— start Material for this exercise —

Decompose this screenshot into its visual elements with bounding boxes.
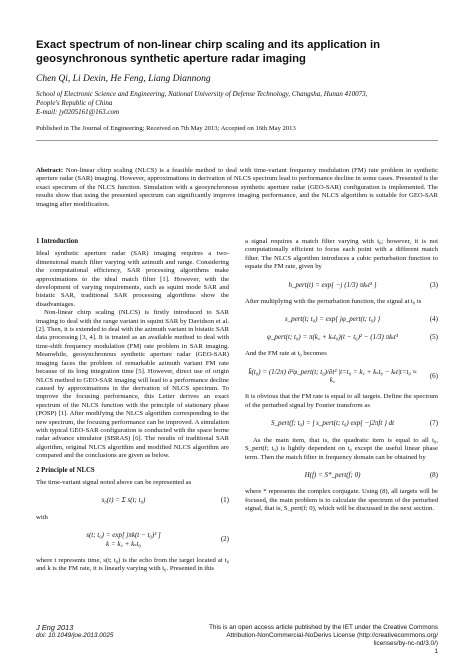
affiliation-line-2: People's Republic of China	[36, 99, 113, 107]
equation-8-formula: H(f) = S*_pert(f; 0)	[304, 470, 361, 479]
equation-5-number: (5)	[429, 332, 438, 341]
right-paragraph-4: It is obvious that the FM rate is equal to all targets. Define the spectrum of the perturbed signal by Fourier transform as	[245, 393, 438, 409]
footer-right	[209, 624, 438, 656]
page-footer	[36, 624, 438, 656]
equation-6-number: (6)	[429, 371, 438, 380]
publication-info: Published in The Journal of Engineering; Received on 7th May 2013; Accepted on 16th May 2013	[36, 125, 296, 132]
author-list: Chen Qi, Li Dexin, He Feng, Liang Diannong	[36, 74, 211, 84]
with-label: with	[36, 513, 48, 521]
equation-2-number: (2)	[220, 535, 229, 544]
equation-5	[245, 333, 438, 341]
author-email: E-mail: jy0205161@163.com	[36, 108, 120, 116]
equation-6	[245, 368, 438, 385]
principle-paragraph-1: The time-variant signal noted above can be represented as	[36, 478, 192, 486]
abstract-text: Non-linear chirp scaling (NLCS) is a feasible method to deal with time-variant frequency modulation (FM) rate problem in synthetic aperture radar (SAR) imaging. However, approximations in derivation of NLCS spectrum lead to performance decline in some cases. Presented is the exact spectrum of the NLCS function. Simulation with a geosynchronous synthetic aperture radar (GEO-SAR) configuration is implemented. The results show that using the presented spectrum can significantly improve imaging performance, and the NLCS algorithm is suitable for GEO-SAR imaging after modification.	[36, 167, 439, 208]
paper-title: Exact spectrum of non-linear chirp scaling and its application in geosynchronous synthetic aperture radar imaging	[36, 39, 380, 65]
equation-8	[245, 471, 438, 479]
right-paragraph-2: After multiplying with the perturbation function, the signal at t₀ is	[245, 298, 422, 306]
intro-paragraph-2: Non-linear chirp scaling (NLCS) is firstly introduced to SAR imaging to deal with the range variant in squint SAR by Davidson et al. [2]. Then, it is extended to deal with the azimuth variant in bistatic SAR data processing [3, 4]. It is treated as an available method to deal with time-shift frequency modulation (FM) rate problem in SAR imaging. Meanwhile, geosynchronous synthetic aperture radar (GEO-SAR) imaging faces the problem of remarkable azimuth variant FM rate because of its long integration time [5]. However, direct use of origin NLCS method to GEO-SAR imaging will lead to a performance decline caused by approximations in the derivation of NLCS spectrum. To improve the focusing performance, this Letter derives an exact spectrum of the NLCS function with the principle of stationary phase (POSP) [1]. After modifying the NLCS algorithm corresponding to the new spectrum, the focusing performance can be improved. A simulation with typical GEO-SAR configuration is conducted with the space borne radar advance simulator (SBRAS) [6]. The results of traditional SAR algorithm, original NLCS algorithm and modified NLCS algorithm are compared and the conclusions are given as below.	[36, 309, 229, 460]
equation-1-formula: s₀(t) = Σ s(t; t₀)	[101, 496, 146, 505]
license-line-3: licenses/by-nc-nd/3.0/)	[373, 640, 438, 647]
equation-2	[36, 531, 229, 548]
right-paragraph-5: As the main item, that is, the quadratic item is equal to all t₀, S_pert(f; t₀) is lightly dependent on t₀ except the useful linear phase term. Then the match filter in frequency domain can be obtained by	[245, 436, 438, 461]
equation-3	[245, 281, 438, 289]
right-paragraph-1: a signal requires a match filter varying with t₀; however, it is not computationally efficient to focus each point with a different match filter. The NLCS algorithm introduces a cubic perturbation function to equate the FM rate, given by	[245, 238, 438, 271]
equation-6-formula: k̄(t₀) = (1/2π) ∂²φ_pert(t; t₀)/∂t² |t=t₀ = k꜀ + kₛt₀ − kₜt|t=t₀ ≈ k꜀	[248, 367, 417, 385]
footer-left	[36, 624, 113, 656]
section-heading-introduction: 1 Introduction	[36, 238, 78, 245]
equation-4-formula: s_pert(t; t₀) = exp{ jφ_pert(t; t₀) }	[284, 315, 381, 324]
equation-7-number: (7)	[429, 419, 438, 428]
license-line-2: Attribution-NonCommercial-NoDerivs License (http://creativecommons.org/	[226, 632, 438, 639]
doi: doi: 10.1049/joe.2013.0025	[36, 632, 114, 639]
affiliation-line-1: School of Electronic Science and Engineering, National University of Defense Technology, Changsha, Hunan 410073,	[36, 90, 368, 98]
affiliation	[36, 90, 438, 117]
equation-5-formula: φ_pert(t; t₀) = π(k꜀ + kₛt₀)(t − t₀)² − (1/3) πkₜt³	[267, 332, 398, 341]
body-columns	[36, 238, 438, 574]
page-number: 1	[434, 648, 438, 655]
equation-1	[36, 496, 229, 504]
equation-1-number: (1)	[220, 496, 229, 505]
equation-2-line-1: s(t; t₀) = exp[ jπk(t − t₀)² ]	[86, 531, 161, 540]
section-heading-principle: 2 Principle of NLCS	[36, 466, 95, 474]
equation-3-number: (3)	[429, 280, 438, 289]
right-paragraph-6: where * represents the complex conjugate. Using (8), all targets will be focused, the main problem is to calculate the spectrum of the perturbed signal, that is, S_pert(f; 0), which will be discussed in the next section.	[245, 488, 438, 513]
right-column	[245, 238, 438, 574]
equation-7	[245, 419, 438, 427]
equation-2-line-2: k = k꜀ + kₛt₀	[106, 539, 141, 548]
equation-8-number: (8)	[429, 470, 438, 479]
license-line-1: This is an open access article published by the IET under the Creative Commons	[209, 624, 438, 631]
header-rule	[36, 140, 438, 141]
intro-paragraph-1: Ideal synthetic aperture radar (SAR) imaging requires a two-dimensional match filter varying with azimuth and range. Considering the computational efficiency, SAR processing algorithms make approximations to the ideal match filter [1]. However, with the development of varying requirements, such as squint mode SAR and bistatic SAR, traditional SAR processing algorithms show the disadvantages.	[36, 250, 229, 308]
journal-name: J Eng 2013	[36, 623, 74, 632]
equation-7-formula: S_pert(f; t₀) = ∫ s_pert(t; t₀) exp{ −j2πft } dt	[270, 419, 395, 428]
equation-2-block	[36, 531, 211, 548]
equation-4-number: (4)	[429, 315, 438, 324]
left-column	[36, 238, 229, 574]
equation-3-formula: h_pert(t) = exp{ −j (1/3) πkₜt³ }	[288, 280, 377, 289]
principle-paragraph-2: where t represents time, s(t; t₀) is the echo from the target located at t₀ and k is the FM rate, it is linearly varying with t₀. Presented in this	[36, 557, 229, 573]
right-paragraph-3: And the FM rate at t₀ becomes	[245, 350, 327, 358]
abstract-label: Abstract:	[36, 167, 64, 174]
equation-4	[245, 315, 438, 323]
abstract	[36, 167, 438, 209]
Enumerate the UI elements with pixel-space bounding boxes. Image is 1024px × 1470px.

— end Material for this exercise —

The request: Recast the listing as a Markdown table with the columns Row and Entry, covering only the lines between the one holding "affiliation-line-2: People's Republic" and the one holding "principle-paragraph-1: The time-variant", inclusive. Number each line in Row, put the line itself in Entry, and leave out any blank lines.

Written solution:
| Row | Entry |
|---|---|
| 1 | affiliation-line-2: People's Republic of China	[36, 99, 113, 107] |
| 2 | equation-8-formula: H(f) = S*_pert(f; 0)	[304, 470, 361, 479] |
| 3 | equation-5-number: (5)	[429, 332, 438, 341] |
| 4 | right-paragraph-4: It is obvious that the FM rate is equal to all targets. Define the spectrum of the perturbed signal by Fourier transform as	[245, 393, 438, 409] |
| 5 | footer-right	[209, 624, 438, 656] |
| 6 | page-footer	[36, 624, 438, 656] |
| 7 | equation-6-number: (6)	[429, 371, 438, 380] |
| 8 | publication-info: Published in The Journal of Engineering; Received on 7th May 2013; Accepted on 16th May 2013	[36, 125, 296, 132] |
| 9 | author-list: Chen Qi, Li Dexin, He Feng, Liang Diannong	[36, 74, 211, 84] |
| 10 | with-label: with	[36, 513, 48, 521] |
| 11 | equation-2-number: (2)	[220, 535, 229, 544] |
| 12 | equation-5	[245, 333, 438, 341] |
| 13 | author-email: E-mail: jy0205161@163.com	[36, 108, 120, 116] |
| 14 | equation-6	[245, 368, 438, 385] |
| 15 | principle-paragraph-1: The time-variant signal noted above can be represented as	[36, 478, 192, 486] |